Given task> Repeat each line exactly as it is written.

Data shown>
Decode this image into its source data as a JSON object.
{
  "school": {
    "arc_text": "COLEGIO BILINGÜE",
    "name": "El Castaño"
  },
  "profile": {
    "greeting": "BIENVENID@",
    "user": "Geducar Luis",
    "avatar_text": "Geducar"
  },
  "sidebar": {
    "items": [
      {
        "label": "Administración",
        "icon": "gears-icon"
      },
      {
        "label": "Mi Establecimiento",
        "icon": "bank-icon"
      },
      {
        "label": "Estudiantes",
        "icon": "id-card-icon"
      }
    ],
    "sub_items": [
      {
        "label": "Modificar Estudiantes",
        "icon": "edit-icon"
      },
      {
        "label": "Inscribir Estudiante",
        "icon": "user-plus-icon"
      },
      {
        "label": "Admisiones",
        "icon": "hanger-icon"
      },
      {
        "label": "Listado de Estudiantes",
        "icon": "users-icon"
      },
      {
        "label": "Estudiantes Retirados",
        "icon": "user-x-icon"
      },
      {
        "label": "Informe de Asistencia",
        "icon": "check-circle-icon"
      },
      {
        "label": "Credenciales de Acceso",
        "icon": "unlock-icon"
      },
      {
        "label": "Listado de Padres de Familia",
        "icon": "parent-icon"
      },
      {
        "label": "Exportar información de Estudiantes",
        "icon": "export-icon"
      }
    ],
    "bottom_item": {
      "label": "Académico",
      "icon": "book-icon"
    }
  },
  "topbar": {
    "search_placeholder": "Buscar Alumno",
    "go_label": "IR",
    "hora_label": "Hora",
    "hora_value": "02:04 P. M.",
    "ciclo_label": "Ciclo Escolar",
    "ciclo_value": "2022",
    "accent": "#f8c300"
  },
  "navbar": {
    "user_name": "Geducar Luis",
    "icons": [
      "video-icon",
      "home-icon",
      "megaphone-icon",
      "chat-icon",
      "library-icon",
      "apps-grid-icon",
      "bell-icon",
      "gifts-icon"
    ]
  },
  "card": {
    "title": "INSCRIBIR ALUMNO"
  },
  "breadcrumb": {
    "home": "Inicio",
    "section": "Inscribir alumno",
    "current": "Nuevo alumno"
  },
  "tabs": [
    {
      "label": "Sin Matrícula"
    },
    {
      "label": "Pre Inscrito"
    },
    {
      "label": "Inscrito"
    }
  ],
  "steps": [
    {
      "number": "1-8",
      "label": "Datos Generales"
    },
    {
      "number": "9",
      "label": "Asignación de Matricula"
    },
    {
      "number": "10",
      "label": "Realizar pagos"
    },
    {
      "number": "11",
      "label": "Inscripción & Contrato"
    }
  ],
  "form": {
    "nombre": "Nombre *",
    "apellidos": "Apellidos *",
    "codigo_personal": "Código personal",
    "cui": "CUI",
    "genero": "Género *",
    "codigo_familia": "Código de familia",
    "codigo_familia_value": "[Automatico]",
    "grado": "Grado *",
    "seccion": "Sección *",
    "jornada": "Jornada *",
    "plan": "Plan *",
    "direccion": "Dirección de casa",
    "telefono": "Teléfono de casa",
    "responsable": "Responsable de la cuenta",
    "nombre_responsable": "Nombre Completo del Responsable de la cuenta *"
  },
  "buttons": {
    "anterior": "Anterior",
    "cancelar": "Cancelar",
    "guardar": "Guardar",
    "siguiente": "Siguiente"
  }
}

Result of the exercise>
Decode this image into its source data as a JSON object.
{
  "school": {
    "arc_text": "COLEGIO BILINGÜE",
    "name": "El Castaño"
  },
  "profile": {
    "greeting": "BIENVENID@",
    "user": "Geducar Luis",
    "avatar_text": "Geducar"
  },
  "sidebar": {
    "items": [
      {
        "label": "Administración",
        "icon": "gears-icon"
      },
      {
        "label": "Mi Establecimiento",
        "icon": "bank-icon"
      },
      {
        "label": "Estudiantes",
        "icon": "id-card-icon"
      }
    ],
    "sub_items": [
      {
        "label": "Modificar Estudiantes",
        "icon": "edit-icon"
      },
      {
        "label": "Inscribir Estudiante",
        "icon": "user-plus-icon"
      },
      {
        "label": "Admisiones",
        "icon": "hanger-icon"
      },
      {
        "label": "Listado de Estudiantes",
        "icon": "users-icon"
      },
      {
        "label": "Estudiantes Retirados",
        "icon": "user-x-icon"
      },
      {
        "label": "Informe de Asistencia",
        "icon": "check-circle-icon"
      },
      {
        "label": "Credenciales de Acceso",
        "icon": "unlock-icon"
      },
      {
        "label": "Listado de Padres de Familia",
        "icon": "parent-icon"
      },
      {
        "label": "Exportar información de Estudiantes",
        "icon": "export-icon"
      }
    ],
    "bottom_item": {
      "label": "Académico",
      "icon": "book-icon"
    }
  },
  "topbar": {
    "search_placeholder": "Buscar Alumno",
    "go_label": "IR",
    "hora_label": "Hora",
    "hora_value": "02:04 P. M.",
    "ciclo_label": "Ciclo Escolar",
    "ciclo_value": "2022",
    "accent": "#f8c300"
  },
  "navbar": {
    "user_name": "Geducar Luis",
    "icons": [
      "video-icon",
      "home-icon",
      "megaphone-icon",
      "chat-icon",
      "library-icon",
      "apps-grid-icon",
      "bell-icon",
      "gifts-icon"
    ]
  },
  "card": {
    "title": "INSCRIBIR ALUMNO"
  },
  "breadcrumb": {
    "home": "Inicio",
    "section": "Inscribir alumno",
    "current": "Nuevo alumno"
  },
  "tabs": [
    {
      "label": "Sin Matrícula"
    },
    {
      "label": "Pre Inscrito"
    },
    {
      "label": "Inscrito"
    }
  ],
  "steps": [
    {
      "number": "1-8",
      "label": "Datos Generales"
    },
    {
      "number": "9",
      "label": "Asignación de Matricula"
    },
    {
      "number": "10",
      "label": "Realizar pagos"
    },
    {
      "number": "11",
      "label": "Inscripción & Contrato"
    }
  ],
  "form": {
    "nombre": "Nombre *",
    "apellidos": "Apellidos *",
    "codigo_personal": "Código personal",
    "cui": "CUI",
    "genero": "Género *",
    "codigo_familia": "Código de familia",
    "codigo_familia_value": "[Automatico]",
    "grado": "Grado *",
    "seccion": "Sección *",
    "jornada": "Jornada *",
    "plan": "Plan *",
    "direccion": "Dirección de casa",
    "telefono": "Teléfono de casa",
    "responsable": "Responsable de la cuenta",
    "nombre_responsable": "Nombre Completo del Responsable de la cuenta *"
  },
  "buttons": {
    "anterior": "Anterior",
    "cancelar": "Cancelar",
    "guardar": "Guardar",
    "siguiente": "Siguiente"
  }
}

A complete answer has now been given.